— begin Provided records —

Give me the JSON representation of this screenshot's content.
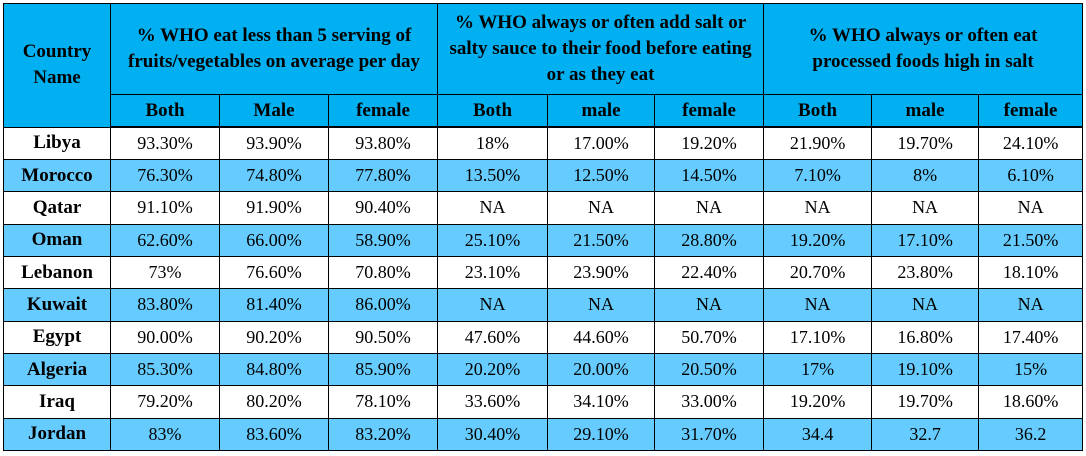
{
  "table": {
    "country_header": "Country Name",
    "groups": [
      "% WHO eat less than 5 serving of fruits/vegetables on average per day",
      "% WHO always or often add salt or salty sauce to their food before eating or as they eat",
      "% WHO always or often eat processed foods high in salt"
    ],
    "subheaders": [
      "Both",
      "Male",
      "female",
      "Both",
      "male",
      "female",
      "Both",
      "male",
      "female"
    ],
    "rows": [
      {
        "country": "Libya",
        "values": [
          "93.30%",
          "93.90%",
          "93.80%",
          "18%",
          "17.00%",
          "19.20%",
          "21.90%",
          "19.70%",
          "24.10%"
        ]
      },
      {
        "country": "Morocco",
        "values": [
          "76.30%",
          "74.80%",
          "77.80%",
          "13.50%",
          "12.50%",
          "14.50%",
          "7.10%",
          "8%",
          "6.10%"
        ]
      },
      {
        "country": "Qatar",
        "values": [
          "91.10%",
          "91.90%",
          "90.40%",
          "NA",
          "NA",
          "NA",
          "NA",
          "NA",
          "NA"
        ]
      },
      {
        "country": "Oman",
        "values": [
          "62.60%",
          "66.00%",
          "58.90%",
          "25.10%",
          "21.50%",
          "28.80%",
          "19.20%",
          "17.10%",
          "21.50%"
        ]
      },
      {
        "country": "Lebanon",
        "values": [
          "73%",
          "76.60%",
          "70.80%",
          "23.10%",
          "23.90%",
          "22.40%",
          "20.70%",
          "23.80%",
          "18.10%"
        ]
      },
      {
        "country": "Kuwait",
        "values": [
          "83.80%",
          "81.40%",
          "86.00%",
          "NA",
          "NA",
          "NA",
          "NA",
          "NA",
          "NA"
        ]
      },
      {
        "country": "Egypt",
        "values": [
          "90.00%",
          "90.20%",
          "90.50%",
          "47.60%",
          "44.60%",
          "50.70%",
          "17.10%",
          "16.80%",
          "17.40%"
        ]
      },
      {
        "country": "Algeria",
        "values": [
          "85.30%",
          "84.80%",
          "85.90%",
          "20.20%",
          "20.00%",
          "20.50%",
          "17%",
          "19.10%",
          "15%"
        ]
      },
      {
        "country": "Iraq",
        "values": [
          "79.20%",
          "80.20%",
          "78.10%",
          "33.60%",
          "34.10%",
          "33.00%",
          "19.20%",
          "19.70%",
          "18.60%"
        ]
      },
      {
        "country": "Jordan",
        "values": [
          "83%",
          "83.60%",
          "83.20%",
          "30.40%",
          "29.10%",
          "31.70%",
          "34.4",
          "32.7",
          "36.2"
        ]
      }
    ]
  },
  "colors": {
    "header_bg": "#00b0f0",
    "stripe_bg": "#66ccff",
    "row_bg": "#ffffff",
    "border": "#000000"
  }
}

— end Provided records —

Aim: Show all lines from the records above where the word "often" occurs.

Complete output:
      "% WHO always or often add salt or salty sauce to their food before eating or as they eat",
      "% WHO always or often eat processed foods high in salt"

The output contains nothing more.